- Problem to solve: Exact repetition of every entry is required.

- Input:

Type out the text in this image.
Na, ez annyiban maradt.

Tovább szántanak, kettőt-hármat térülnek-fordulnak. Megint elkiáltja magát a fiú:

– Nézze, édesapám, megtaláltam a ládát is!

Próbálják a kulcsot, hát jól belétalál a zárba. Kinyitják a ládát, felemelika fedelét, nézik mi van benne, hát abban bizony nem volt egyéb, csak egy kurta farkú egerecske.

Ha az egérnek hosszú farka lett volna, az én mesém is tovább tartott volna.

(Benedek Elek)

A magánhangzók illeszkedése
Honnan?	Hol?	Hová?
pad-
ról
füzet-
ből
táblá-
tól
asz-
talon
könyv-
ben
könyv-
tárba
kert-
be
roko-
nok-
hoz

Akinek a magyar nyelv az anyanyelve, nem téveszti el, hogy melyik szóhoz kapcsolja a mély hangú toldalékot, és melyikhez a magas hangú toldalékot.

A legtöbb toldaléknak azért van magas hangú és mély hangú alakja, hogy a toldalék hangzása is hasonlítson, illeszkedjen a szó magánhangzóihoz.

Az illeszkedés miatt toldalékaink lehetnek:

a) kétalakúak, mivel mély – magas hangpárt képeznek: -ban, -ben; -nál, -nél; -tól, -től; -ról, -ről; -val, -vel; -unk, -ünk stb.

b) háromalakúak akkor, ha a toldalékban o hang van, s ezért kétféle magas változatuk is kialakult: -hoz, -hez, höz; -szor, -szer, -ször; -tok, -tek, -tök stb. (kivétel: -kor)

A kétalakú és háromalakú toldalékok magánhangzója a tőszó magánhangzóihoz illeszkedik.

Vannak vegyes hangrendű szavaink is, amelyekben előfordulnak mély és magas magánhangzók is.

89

- Answer for this exercise:
Type out the text in this image.
Na, ez annyiban maradt.

Tovább szántanak, kettőt-hármat térülnek-fordulnak. Megint elkiáltja magát a fiú:

– Nézze, édesapám, megtaláltam a ládát is!

Próbálják a kulcsot, hát jól belétalál a zárba. Kinyitják a ládát, felemelika fedelét, nézik mi van benne, hát abban bizony nem volt egyéb, csak egy kurta farkú egerecske.

Ha az egérnek hosszú farka lett volna, az én mesém is tovább tartott volna.

(Benedek Elek)

A magánhangzók illeszkedése
Honnan?	Hol?	Hová?
pad-
ról
füzet-
ből
táblá-
tól
asz-
talon
könyv-
ben
könyv-
tárba
kert-
be
roko-
nok-
hoz

Akinek a magyar nyelv az anyanyelve, nem téveszti el, hogy melyik szóhoz kapcsolja a mély hangú toldalékot, és melyikhez a magas hangú toldalékot.

A legtöbb toldaléknak azért van magas hangú és mély hangú alakja, hogy a toldalék hangzása is hasonlítson, illeszkedjen a szó magánhangzóihoz.

Az illeszkedés miatt toldalékaink lehetnek:

a) kétalakúak, mivel mély – magas hangpárt képeznek: -ban, -ben; -nál, -nél; -tól, -től; -ról, -ről; -val, -vel; -unk, -ünk stb.

b) háromalakúak akkor, ha a toldalékban o hang van, s ezért kétféle magas változatuk is kialakult: -hoz, -hez, höz; -szor, -szer, -ször; -tok, -tek, -tök stb. (kivétel: -kor)

A kétalakú és háromalakú toldalékok magánhangzója a tőszó magánhangzóihoz illeszkedik.

Vannak vegyes hangrendű szavaink is, amelyekben előfordulnak mély és magas magánhangzók is.

89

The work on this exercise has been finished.